Short exercise: In the entries below, find the lines that contain the word "first" and copy them.

— start Record set —

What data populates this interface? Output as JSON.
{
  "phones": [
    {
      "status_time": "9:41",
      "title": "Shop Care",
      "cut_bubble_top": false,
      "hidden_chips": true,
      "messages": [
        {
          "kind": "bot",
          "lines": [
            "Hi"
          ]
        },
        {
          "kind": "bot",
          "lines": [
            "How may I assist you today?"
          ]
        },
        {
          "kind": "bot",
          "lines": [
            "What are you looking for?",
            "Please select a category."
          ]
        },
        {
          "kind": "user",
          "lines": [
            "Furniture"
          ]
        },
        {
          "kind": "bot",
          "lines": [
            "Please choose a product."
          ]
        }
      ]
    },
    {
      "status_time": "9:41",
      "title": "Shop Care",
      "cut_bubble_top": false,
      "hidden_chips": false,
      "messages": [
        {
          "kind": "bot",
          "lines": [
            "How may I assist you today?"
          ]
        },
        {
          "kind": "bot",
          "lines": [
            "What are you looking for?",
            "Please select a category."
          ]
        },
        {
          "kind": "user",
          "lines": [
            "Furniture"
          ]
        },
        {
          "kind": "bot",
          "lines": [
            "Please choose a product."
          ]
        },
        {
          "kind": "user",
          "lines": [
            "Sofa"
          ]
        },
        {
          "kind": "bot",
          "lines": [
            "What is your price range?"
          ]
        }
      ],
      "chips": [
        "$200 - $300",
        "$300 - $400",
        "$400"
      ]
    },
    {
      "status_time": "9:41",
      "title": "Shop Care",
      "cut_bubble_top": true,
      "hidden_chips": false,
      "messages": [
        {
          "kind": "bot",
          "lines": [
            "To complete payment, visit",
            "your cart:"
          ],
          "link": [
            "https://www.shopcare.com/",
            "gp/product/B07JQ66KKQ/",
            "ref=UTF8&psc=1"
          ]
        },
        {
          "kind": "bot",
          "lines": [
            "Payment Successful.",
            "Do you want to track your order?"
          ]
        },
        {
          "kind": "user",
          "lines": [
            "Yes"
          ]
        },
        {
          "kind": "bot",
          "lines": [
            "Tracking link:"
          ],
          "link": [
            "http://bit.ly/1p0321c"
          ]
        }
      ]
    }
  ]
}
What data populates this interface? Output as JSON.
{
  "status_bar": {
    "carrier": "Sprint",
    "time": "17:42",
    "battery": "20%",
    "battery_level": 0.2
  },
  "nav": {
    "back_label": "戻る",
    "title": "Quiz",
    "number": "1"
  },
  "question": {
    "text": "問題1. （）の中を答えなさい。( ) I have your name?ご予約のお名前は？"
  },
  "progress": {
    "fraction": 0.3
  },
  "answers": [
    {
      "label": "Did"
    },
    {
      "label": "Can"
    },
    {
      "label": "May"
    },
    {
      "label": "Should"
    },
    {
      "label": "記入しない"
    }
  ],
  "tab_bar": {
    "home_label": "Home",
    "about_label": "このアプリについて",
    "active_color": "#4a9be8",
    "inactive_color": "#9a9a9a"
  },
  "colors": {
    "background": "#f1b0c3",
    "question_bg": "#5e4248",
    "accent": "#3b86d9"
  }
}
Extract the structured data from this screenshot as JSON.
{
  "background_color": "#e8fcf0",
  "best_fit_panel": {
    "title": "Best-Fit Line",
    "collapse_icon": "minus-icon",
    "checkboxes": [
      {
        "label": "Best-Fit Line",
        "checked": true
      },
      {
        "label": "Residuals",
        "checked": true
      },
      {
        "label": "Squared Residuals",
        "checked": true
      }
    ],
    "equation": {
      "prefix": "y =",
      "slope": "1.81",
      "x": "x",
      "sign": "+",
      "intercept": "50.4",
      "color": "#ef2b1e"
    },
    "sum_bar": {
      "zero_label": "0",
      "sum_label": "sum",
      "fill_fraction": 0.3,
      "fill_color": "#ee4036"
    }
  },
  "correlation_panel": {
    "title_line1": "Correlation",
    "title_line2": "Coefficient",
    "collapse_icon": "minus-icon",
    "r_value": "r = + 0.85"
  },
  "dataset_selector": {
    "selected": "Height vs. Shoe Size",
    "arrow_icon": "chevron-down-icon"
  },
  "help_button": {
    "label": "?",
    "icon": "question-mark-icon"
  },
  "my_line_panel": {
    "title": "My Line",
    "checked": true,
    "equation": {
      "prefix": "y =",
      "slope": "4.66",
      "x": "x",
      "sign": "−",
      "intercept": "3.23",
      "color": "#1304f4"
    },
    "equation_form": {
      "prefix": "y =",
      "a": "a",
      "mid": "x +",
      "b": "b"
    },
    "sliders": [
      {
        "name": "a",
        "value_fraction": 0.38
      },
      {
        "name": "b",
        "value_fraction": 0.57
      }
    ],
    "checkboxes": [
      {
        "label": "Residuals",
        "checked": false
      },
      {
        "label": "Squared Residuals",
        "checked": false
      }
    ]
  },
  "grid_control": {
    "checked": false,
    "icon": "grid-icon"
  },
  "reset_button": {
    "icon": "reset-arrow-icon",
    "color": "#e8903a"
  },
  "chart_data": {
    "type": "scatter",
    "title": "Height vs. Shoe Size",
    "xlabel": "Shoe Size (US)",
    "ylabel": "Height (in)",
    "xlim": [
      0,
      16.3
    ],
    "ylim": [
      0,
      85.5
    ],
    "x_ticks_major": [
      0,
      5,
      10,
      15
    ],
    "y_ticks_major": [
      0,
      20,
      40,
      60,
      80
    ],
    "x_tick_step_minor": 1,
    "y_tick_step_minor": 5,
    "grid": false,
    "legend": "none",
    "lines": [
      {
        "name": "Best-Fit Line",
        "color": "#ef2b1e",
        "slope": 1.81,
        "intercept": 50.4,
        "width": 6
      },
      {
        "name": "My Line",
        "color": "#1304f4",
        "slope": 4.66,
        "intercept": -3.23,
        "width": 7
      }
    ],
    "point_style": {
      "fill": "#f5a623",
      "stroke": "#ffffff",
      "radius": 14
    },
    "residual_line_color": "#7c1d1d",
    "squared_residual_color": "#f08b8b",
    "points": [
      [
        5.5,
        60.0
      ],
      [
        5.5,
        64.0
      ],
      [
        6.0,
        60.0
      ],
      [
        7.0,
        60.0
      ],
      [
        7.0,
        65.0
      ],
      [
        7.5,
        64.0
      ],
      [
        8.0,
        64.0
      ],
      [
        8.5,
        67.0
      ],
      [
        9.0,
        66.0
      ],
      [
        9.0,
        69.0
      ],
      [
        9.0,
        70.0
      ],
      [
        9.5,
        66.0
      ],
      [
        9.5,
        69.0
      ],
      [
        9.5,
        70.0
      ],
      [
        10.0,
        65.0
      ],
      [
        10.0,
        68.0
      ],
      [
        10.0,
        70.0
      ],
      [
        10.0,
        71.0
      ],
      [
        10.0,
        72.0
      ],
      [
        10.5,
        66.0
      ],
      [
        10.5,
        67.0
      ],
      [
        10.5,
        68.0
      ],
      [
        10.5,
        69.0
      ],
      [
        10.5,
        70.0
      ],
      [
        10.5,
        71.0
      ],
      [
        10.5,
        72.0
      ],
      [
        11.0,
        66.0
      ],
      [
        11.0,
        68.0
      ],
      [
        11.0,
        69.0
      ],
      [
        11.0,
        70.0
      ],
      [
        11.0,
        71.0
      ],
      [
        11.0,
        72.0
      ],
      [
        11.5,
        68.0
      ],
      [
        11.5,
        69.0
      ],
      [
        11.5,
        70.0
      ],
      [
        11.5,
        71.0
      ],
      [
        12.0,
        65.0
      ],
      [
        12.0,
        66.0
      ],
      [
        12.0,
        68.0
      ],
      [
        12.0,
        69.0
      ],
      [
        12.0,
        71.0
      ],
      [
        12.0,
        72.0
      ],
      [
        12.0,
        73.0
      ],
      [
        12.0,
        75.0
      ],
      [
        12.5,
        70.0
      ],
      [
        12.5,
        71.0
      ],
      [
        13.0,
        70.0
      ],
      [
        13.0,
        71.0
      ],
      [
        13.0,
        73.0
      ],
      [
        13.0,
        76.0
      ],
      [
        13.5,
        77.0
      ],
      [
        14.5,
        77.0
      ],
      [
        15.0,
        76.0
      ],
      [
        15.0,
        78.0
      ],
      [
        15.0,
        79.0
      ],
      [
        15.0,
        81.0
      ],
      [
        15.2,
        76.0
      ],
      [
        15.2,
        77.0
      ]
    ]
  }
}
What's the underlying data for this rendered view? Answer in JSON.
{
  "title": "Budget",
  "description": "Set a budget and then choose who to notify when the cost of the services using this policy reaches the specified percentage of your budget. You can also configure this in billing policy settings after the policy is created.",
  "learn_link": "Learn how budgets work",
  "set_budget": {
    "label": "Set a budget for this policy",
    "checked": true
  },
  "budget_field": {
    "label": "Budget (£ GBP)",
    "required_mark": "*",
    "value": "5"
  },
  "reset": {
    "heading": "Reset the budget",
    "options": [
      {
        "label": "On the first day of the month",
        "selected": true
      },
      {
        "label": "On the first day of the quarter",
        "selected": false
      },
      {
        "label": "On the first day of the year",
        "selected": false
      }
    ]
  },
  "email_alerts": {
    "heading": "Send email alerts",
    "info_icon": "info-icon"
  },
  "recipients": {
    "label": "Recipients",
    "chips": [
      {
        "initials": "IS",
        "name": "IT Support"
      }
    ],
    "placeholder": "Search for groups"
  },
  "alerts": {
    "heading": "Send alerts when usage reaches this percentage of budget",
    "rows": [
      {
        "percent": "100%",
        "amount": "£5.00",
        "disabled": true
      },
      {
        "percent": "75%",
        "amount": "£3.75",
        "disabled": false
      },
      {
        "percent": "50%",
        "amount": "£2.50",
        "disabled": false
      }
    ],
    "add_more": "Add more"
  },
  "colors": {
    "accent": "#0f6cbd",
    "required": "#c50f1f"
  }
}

— end Record set —

Solution to this exercise:
        "label": "On the first day of the month",
        "label": "On the first day of the quarter",
        "label": "On the first day of the year",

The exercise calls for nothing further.